__Work to complete__:
Extract all of the entries and set them down verbatim.

__Records shown__:
►
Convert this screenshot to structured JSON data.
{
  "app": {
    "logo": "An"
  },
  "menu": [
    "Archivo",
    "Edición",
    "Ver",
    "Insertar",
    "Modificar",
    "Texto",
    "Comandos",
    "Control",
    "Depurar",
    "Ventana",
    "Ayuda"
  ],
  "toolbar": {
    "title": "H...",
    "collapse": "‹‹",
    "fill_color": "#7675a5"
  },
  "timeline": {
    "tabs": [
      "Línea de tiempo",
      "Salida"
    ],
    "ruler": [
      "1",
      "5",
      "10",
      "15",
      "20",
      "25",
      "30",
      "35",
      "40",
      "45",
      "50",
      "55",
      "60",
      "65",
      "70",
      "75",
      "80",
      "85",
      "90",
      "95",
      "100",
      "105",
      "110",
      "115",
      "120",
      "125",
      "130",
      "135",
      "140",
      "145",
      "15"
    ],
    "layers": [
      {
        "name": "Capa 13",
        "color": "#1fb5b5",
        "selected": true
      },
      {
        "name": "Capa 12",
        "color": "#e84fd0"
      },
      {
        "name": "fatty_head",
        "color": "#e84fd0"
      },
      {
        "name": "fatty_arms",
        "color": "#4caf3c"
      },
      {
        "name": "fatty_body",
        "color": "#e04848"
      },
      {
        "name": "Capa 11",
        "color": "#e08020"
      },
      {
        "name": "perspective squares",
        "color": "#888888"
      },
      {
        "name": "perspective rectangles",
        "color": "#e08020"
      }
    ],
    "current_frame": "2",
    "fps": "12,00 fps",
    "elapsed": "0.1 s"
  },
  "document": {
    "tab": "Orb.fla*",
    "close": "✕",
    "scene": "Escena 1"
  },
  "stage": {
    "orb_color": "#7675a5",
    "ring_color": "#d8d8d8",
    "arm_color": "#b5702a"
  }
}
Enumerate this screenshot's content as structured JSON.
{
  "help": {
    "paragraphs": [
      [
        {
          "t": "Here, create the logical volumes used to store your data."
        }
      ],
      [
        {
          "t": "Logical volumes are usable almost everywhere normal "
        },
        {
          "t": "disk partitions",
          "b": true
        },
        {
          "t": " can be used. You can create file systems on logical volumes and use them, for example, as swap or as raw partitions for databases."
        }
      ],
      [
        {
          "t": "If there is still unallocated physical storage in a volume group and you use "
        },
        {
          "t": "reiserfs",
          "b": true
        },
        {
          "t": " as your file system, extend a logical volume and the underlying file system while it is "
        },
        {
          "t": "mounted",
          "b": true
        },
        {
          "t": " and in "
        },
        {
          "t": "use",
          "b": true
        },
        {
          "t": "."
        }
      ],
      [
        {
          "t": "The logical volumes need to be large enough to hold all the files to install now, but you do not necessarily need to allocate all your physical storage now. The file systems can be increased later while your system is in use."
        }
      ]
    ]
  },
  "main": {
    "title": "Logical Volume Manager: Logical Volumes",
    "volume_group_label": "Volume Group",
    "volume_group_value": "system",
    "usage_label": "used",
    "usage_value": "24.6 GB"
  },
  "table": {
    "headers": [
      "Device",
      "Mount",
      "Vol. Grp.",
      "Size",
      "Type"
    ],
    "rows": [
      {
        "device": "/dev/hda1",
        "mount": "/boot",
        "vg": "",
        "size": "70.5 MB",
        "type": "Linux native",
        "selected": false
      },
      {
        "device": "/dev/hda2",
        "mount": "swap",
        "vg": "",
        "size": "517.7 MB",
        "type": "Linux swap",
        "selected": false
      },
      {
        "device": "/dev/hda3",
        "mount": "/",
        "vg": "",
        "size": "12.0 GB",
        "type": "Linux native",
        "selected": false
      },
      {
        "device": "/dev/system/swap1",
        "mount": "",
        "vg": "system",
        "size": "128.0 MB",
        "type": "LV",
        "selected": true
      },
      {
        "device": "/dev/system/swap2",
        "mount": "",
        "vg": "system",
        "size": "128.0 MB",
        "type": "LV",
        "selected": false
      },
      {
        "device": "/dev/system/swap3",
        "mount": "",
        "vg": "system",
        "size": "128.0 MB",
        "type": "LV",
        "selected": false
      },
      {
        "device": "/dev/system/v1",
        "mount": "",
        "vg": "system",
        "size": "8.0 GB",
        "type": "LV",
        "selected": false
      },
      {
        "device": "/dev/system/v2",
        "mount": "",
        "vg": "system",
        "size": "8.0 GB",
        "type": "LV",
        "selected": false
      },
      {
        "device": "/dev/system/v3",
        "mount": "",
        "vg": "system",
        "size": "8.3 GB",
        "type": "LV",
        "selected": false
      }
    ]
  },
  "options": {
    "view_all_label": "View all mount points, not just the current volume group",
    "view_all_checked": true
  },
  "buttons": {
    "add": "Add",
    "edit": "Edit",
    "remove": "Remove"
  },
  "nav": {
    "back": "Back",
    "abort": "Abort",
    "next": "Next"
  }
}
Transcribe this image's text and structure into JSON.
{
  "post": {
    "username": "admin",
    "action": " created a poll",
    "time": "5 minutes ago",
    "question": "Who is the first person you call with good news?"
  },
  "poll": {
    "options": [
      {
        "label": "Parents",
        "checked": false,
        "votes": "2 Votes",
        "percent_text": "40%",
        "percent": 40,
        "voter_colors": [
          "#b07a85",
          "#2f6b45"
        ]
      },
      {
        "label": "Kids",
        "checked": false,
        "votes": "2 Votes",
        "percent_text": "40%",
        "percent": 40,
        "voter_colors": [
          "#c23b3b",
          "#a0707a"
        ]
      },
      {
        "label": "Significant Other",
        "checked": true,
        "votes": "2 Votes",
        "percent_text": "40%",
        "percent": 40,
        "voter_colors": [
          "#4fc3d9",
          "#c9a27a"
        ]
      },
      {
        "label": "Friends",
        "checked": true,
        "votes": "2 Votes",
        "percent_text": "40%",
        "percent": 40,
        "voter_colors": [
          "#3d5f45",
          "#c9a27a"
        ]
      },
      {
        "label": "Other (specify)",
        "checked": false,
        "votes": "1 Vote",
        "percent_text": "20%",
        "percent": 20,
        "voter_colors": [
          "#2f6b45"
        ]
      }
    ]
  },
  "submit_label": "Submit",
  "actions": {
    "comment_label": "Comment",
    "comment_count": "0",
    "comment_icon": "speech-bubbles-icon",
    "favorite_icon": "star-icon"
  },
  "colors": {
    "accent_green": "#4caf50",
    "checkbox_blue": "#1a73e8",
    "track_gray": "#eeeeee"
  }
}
◄
__Reply__:
Convert this screenshot to structured JSON data.
{
  "app": {
    "logo": "An"
  },
  "menu": [
    "Archivo",
    "Edición",
    "Ver",
    "Insertar",
    "Modificar",
    "Texto",
    "Comandos",
    "Control",
    "Depurar",
    "Ventana",
    "Ayuda"
  ],
  "toolbar": {
    "title": "H...",
    "collapse": "‹‹",
    "fill_color": "#7675a5"
  },
  "timeline": {
    "tabs": [
      "Línea de tiempo",
      "Salida"
    ],
    "ruler": [
      "1",
      "5",
      "10",
      "15",
      "20",
      "25",
      "30",
      "35",
      "40",
      "45",
      "50",
      "55",
      "60",
      "65",
      "70",
      "75",
      "80",
      "85",
      "90",
      "95",
      "100",
      "105",
      "110",
      "115",
      "120",
      "125",
      "130",
      "135",
      "140",
      "145",
      "15"
    ],
    "layers": [
      {
        "name": "Capa 13",
        "color": "#1fb5b5",
        "selected": true
      },
      {
        "name": "Capa 12",
        "color": "#e84fd0"
      },
      {
        "name": "fatty_head",
        "color": "#e84fd0"
      },
      {
        "name": "fatty_arms",
        "color": "#4caf3c"
      },
      {
        "name": "fatty_body",
        "color": "#e04848"
      },
      {
        "name": "Capa 11",
        "color": "#e08020"
      },
      {
        "name": "perspective squares",
        "color": "#888888"
      },
      {
        "name": "perspective rectangles",
        "color": "#e08020"
      }
    ],
    "current_frame": "2",
    "fps": "12,00 fps",
    "elapsed": "0.1 s"
  },
  "document": {
    "tab": "Orb.fla*",
    "close": "✕",
    "scene": "Escena 1"
  },
  "stage": {
    "orb_color": "#7675a5",
    "ring_color": "#d8d8d8",
    "arm_color": "#b5702a"
  }
}
Enumerate this screenshot's content as structured JSON.
{
  "help": {
    "paragraphs": [
      [
        {
          "t": "Here, create the logical volumes used to store your data."
        }
      ],
      [
        {
          "t": "Logical volumes are usable almost everywhere normal "
        },
        {
          "t": "disk partitions",
          "b": true
        },
        {
          "t": " can be used. You can create file systems on logical volumes and use them, for example, as swap or as raw partitions for databases."
        }
      ],
      [
        {
          "t": "If there is still unallocated physical storage in a volume group and you use "
        },
        {
          "t": "reiserfs",
          "b": true
        },
        {
          "t": " as your file system, extend a logical volume and the underlying file system while it is "
        },
        {
          "t": "mounted",
          "b": true
        },
        {
          "t": " and in "
        },
        {
          "t": "use",
          "b": true
        },
        {
          "t": "."
        }
      ],
      [
        {
          "t": "The logical volumes need to be large enough to hold all the files to install now, but you do not necessarily need to allocate all your physical storage now. The file systems can be increased later while your system is in use."
        }
      ]
    ]
  },
  "main": {
    "title": "Logical Volume Manager: Logical Volumes",
    "volume_group_label": "Volume Group",
    "volume_group_value": "system",
    "usage_label": "used",
    "usage_value": "24.6 GB"
  },
  "table": {
    "headers": [
      "Device",
      "Mount",
      "Vol. Grp.",
      "Size",
      "Type"
    ],
    "rows": [
      {
        "device": "/dev/hda1",
        "mount": "/boot",
        "vg": "",
        "size": "70.5 MB",
        "type": "Linux native",
        "selected": false
      },
      {
        "device": "/dev/hda2",
        "mount": "swap",
        "vg": "",
        "size": "517.7 MB",
        "type": "Linux swap",
        "selected": false
      },
      {
        "device": "/dev/hda3",
        "mount": "/",
        "vg": "",
        "size": "12.0 GB",
        "type": "Linux native",
        "selected": false
      },
      {
        "device": "/dev/system/swap1",
        "mount": "",
        "vg": "system",
        "size": "128.0 MB",
        "type": "LV",
        "selected": true
      },
      {
        "device": "/dev/system/swap2",
        "mount": "",
        "vg": "system",
        "size": "128.0 MB",
        "type": "LV",
        "selected": false
      },
      {
        "device": "/dev/system/swap3",
        "mount": "",
        "vg": "system",
        "size": "128.0 MB",
        "type": "LV",
        "selected": false
      },
      {
        "device": "/dev/system/v1",
        "mount": "",
        "vg": "system",
        "size": "8.0 GB",
        "type": "LV",
        "selected": false
      },
      {
        "device": "/dev/system/v2",
        "mount": "",
        "vg": "system",
        "size": "8.0 GB",
        "type": "LV",
        "selected": false
      },
      {
        "device": "/dev/system/v3",
        "mount": "",
        "vg": "system",
        "size": "8.3 GB",
        "type": "LV",
        "selected": false
      }
    ]
  },
  "options": {
    "view_all_label": "View all mount points, not just the current volume group",
    "view_all_checked": true
  },
  "buttons": {
    "add": "Add",
    "edit": "Edit",
    "remove": "Remove"
  },
  "nav": {
    "back": "Back",
    "abort": "Abort",
    "next": "Next"
  }
}
Transcribe this image's text and structure into JSON.
{
  "post": {
    "username": "admin",
    "action": " created a poll",
    "time": "5 minutes ago",
    "question": "Who is the first person you call with good news?"
  },
  "poll": {
    "options": [
      {
        "label": "Parents",
        "checked": false,
        "votes": "2 Votes",
        "percent_text": "40%",
        "percent": 40,
        "voter_colors": [
          "#b07a85",
          "#2f6b45"
        ]
      },
      {
        "label": "Kids",
        "checked": false,
        "votes": "2 Votes",
        "percent_text": "40%",
        "percent": 40,
        "voter_colors": [
          "#c23b3b",
          "#a0707a"
        ]
      },
      {
        "label": "Significant Other",
        "checked": true,
        "votes": "2 Votes",
        "percent_text": "40%",
        "percent": 40,
        "voter_colors": [
          "#4fc3d9",
          "#c9a27a"
        ]
      },
      {
        "label": "Friends",
        "checked": true,
        "votes": "2 Votes",
        "percent_text": "40%",
        "percent": 40,
        "voter_colors": [
          "#3d5f45",
          "#c9a27a"
        ]
      },
      {
        "label": "Other (specify)",
        "checked": false,
        "votes": "1 Vote",
        "percent_text": "20%",
        "percent": 20,
        "voter_colors": [
          "#2f6b45"
        ]
      }
    ]
  },
  "submit_label": "Submit",
  "actions": {
    "comment_label": "Comment",
    "comment_count": "0",
    "comment_icon": "speech-bubbles-icon",
    "favorite_icon": "star-icon"
  },
  "colors": {
    "accent_green": "#4caf50",
    "checkbox_blue": "#1a73e8",
    "track_gray": "#eeeeee"
  }
}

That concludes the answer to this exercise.